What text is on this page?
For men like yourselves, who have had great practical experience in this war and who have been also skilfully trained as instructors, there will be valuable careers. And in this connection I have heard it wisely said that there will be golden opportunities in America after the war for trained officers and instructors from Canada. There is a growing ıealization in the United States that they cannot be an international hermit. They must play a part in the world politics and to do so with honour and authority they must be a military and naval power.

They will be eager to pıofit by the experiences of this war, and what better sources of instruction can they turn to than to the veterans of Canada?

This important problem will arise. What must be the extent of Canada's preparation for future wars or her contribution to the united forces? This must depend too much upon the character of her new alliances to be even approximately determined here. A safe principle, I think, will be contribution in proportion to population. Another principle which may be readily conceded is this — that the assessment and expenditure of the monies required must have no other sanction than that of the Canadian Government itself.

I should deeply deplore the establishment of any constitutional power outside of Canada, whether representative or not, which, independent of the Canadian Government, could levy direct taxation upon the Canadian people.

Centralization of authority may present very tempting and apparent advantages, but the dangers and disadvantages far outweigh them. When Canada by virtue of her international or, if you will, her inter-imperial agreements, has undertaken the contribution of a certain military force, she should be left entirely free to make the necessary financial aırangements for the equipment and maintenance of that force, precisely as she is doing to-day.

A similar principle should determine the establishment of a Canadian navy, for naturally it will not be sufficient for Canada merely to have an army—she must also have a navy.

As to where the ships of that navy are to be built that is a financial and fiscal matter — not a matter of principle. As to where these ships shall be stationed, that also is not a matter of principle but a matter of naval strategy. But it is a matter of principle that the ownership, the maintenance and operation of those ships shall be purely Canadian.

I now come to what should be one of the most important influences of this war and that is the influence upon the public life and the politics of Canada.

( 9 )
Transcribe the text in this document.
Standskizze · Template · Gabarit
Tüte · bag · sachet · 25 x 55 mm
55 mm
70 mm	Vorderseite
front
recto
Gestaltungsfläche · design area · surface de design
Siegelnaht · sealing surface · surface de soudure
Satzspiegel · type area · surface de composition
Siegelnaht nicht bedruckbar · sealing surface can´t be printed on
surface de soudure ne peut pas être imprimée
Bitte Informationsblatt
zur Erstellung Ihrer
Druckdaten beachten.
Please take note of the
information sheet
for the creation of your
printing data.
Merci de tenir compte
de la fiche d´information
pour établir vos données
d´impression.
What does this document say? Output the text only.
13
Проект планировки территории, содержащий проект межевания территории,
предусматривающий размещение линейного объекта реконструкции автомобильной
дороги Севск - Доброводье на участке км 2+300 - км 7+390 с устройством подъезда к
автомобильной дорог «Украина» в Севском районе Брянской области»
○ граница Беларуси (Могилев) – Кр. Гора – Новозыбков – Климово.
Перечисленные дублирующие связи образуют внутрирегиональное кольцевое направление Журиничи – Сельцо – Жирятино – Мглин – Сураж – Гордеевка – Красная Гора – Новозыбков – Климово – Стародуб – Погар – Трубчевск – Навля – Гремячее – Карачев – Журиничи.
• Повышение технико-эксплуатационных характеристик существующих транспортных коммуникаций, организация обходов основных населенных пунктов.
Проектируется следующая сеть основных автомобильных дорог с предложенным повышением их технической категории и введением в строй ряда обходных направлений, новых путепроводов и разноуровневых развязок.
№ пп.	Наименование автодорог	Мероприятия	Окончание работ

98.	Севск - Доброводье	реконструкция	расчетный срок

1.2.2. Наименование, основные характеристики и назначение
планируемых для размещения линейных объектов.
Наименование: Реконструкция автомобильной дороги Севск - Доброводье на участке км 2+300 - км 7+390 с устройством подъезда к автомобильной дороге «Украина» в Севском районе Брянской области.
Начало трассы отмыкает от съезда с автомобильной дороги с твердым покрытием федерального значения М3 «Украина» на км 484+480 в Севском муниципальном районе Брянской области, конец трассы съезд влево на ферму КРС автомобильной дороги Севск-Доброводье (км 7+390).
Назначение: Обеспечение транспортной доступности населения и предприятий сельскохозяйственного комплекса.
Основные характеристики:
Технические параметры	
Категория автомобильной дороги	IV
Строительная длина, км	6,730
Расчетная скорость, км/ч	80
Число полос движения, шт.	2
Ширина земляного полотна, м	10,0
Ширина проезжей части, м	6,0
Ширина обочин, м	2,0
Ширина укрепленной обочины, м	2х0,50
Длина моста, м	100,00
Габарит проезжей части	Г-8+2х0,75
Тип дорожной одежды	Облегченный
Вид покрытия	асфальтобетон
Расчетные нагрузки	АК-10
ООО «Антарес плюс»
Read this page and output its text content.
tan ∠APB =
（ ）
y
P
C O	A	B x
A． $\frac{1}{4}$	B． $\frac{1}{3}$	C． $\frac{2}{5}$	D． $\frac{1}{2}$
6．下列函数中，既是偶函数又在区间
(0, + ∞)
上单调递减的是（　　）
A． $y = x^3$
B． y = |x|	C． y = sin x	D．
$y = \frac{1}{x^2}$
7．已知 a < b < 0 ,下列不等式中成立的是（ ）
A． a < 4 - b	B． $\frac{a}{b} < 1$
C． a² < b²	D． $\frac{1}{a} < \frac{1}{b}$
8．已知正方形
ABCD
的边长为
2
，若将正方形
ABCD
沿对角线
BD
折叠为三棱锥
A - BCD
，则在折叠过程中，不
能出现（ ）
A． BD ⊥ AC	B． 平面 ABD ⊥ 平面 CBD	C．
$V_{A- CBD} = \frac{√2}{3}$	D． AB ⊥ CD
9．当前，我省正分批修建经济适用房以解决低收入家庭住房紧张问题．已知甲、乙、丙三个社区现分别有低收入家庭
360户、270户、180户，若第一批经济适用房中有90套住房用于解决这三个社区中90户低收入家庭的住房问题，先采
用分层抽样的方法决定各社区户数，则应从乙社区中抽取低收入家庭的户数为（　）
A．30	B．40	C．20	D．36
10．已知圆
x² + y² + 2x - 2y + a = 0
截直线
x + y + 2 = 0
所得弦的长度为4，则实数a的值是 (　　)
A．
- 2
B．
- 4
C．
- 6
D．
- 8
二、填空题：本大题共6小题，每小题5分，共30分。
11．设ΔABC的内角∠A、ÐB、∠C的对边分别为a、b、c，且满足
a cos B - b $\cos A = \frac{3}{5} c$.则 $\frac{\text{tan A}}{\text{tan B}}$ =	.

▶ Set problem
Identify the lines of the entries containing the string "Ширина". Copy each such line.

▶ Result of this task
Ширина земляного полотна, м	10,0
Ширина проезжей части, м	6,0
Ширина обочин, м	2,0
Ширина укрепленной обочины, м	2х0,50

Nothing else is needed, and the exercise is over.